#### Extrait du texte ####

Attention ! Le mot/concept « Shadowing » est utilisé dans d’autres domaines : en apprentissage professionnel (RH) et en dramaturge (cinéma). C’est pour cela qu’il vaut mieux lui adjoindre un « UX », nous parlerons donc ici de « Shadowing UX ».
Le Shadowing UX : observer ce qu’ils regardent !
Dans le cadre d’un Shadowing, les UX Researchers observent en situation réelle les comportements d’un utilisateur avec une interface numérique pendant une période déterminée. Durant cette période, le chercheur n’interfère pas avec le participant afin d’éviter d’altérer son comportement naturel.
Shadowing en recherche UX, définition
On peut donc donner comme définition :
En UX, le Shadowing est une méthode qualitative d’observation comportementale qui permet d’observer les utilisateurs dans leur environnement naturel, à une échelle réduite.

#### Données enregistrées ####

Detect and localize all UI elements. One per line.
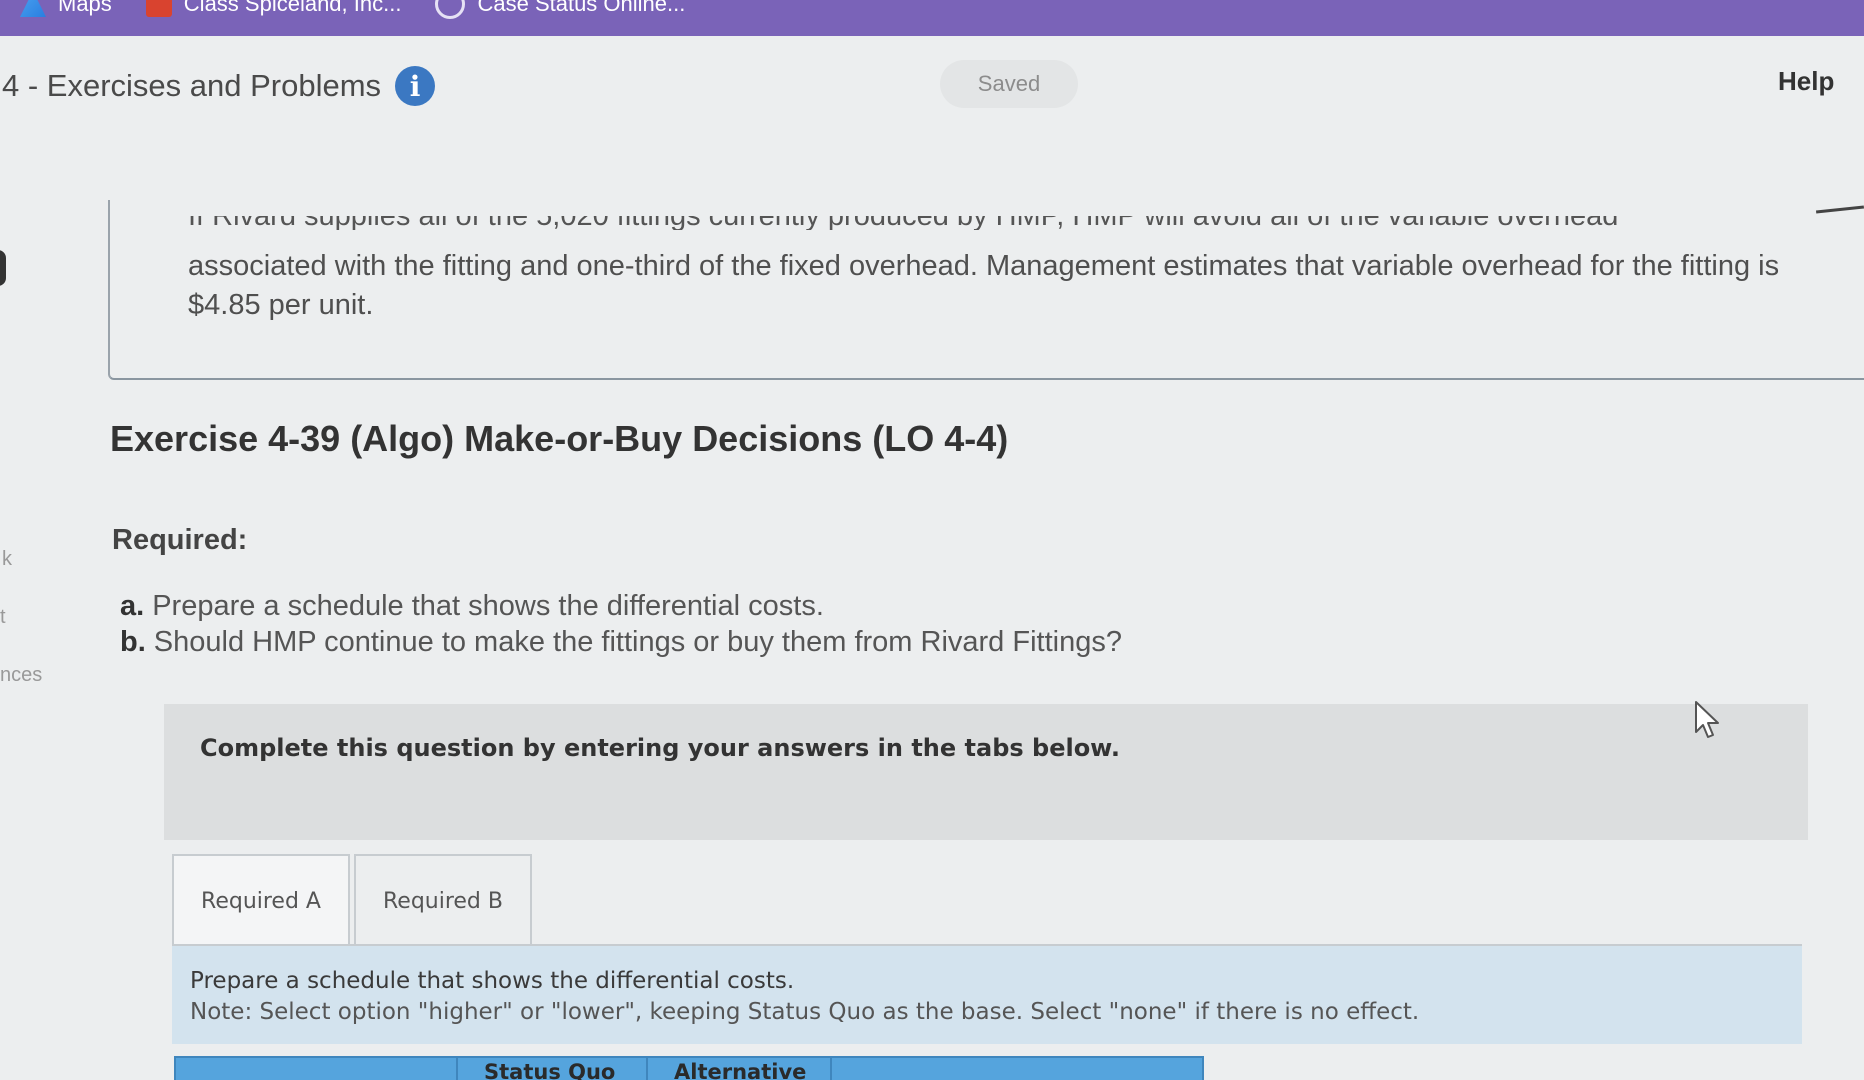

####

» Consignes:
1. D'après le texte sur le Shadowing UX, pourquoi le chercheur n'interfère-t-il pas avec le participant ?
2. Poursuivez le texte sur le Shadowing UX après sa dernière phrase.

» Corrigé:
1. Pour éviter d'altérer son comportement naturel.

2.
Le Shadowing UX, une technique de recherche qualitative
Ce type d’observation est issu d’une méthode d’apprentissage classique, remise au goût du jour par les RH dans laquelle le stagiaire suit « comme son ombre » un professionnel pour apprendre son métier.
L’idée d’observer quelqu’un pour voir ce qu’il fait est simple : le chercheur UX accompagne l’utilisateur et observe comment il utilise l’interface dans son environnement quotidien.
Mais comme toute technique, le Shadowing UX doit être utilisé dans un cadre rigoureux, pour un besoin et dans un but tout aussi précis. Car il ne s’agit plus ici de copier un comportement, mais de le comprendre pour prévoir des évolutions.
Le Shadowing UX est une méthode de recherche comportementale
« Demander aux utilisateurs d’adopter de nouveaux comportements ou même de modifier des comportements existants est très, très difficile », explique Khoi Vin.
Le Shadowing UX a donc pour but de comprendre des actions réelles afin d’adapter l’UX Design à des comportements existants.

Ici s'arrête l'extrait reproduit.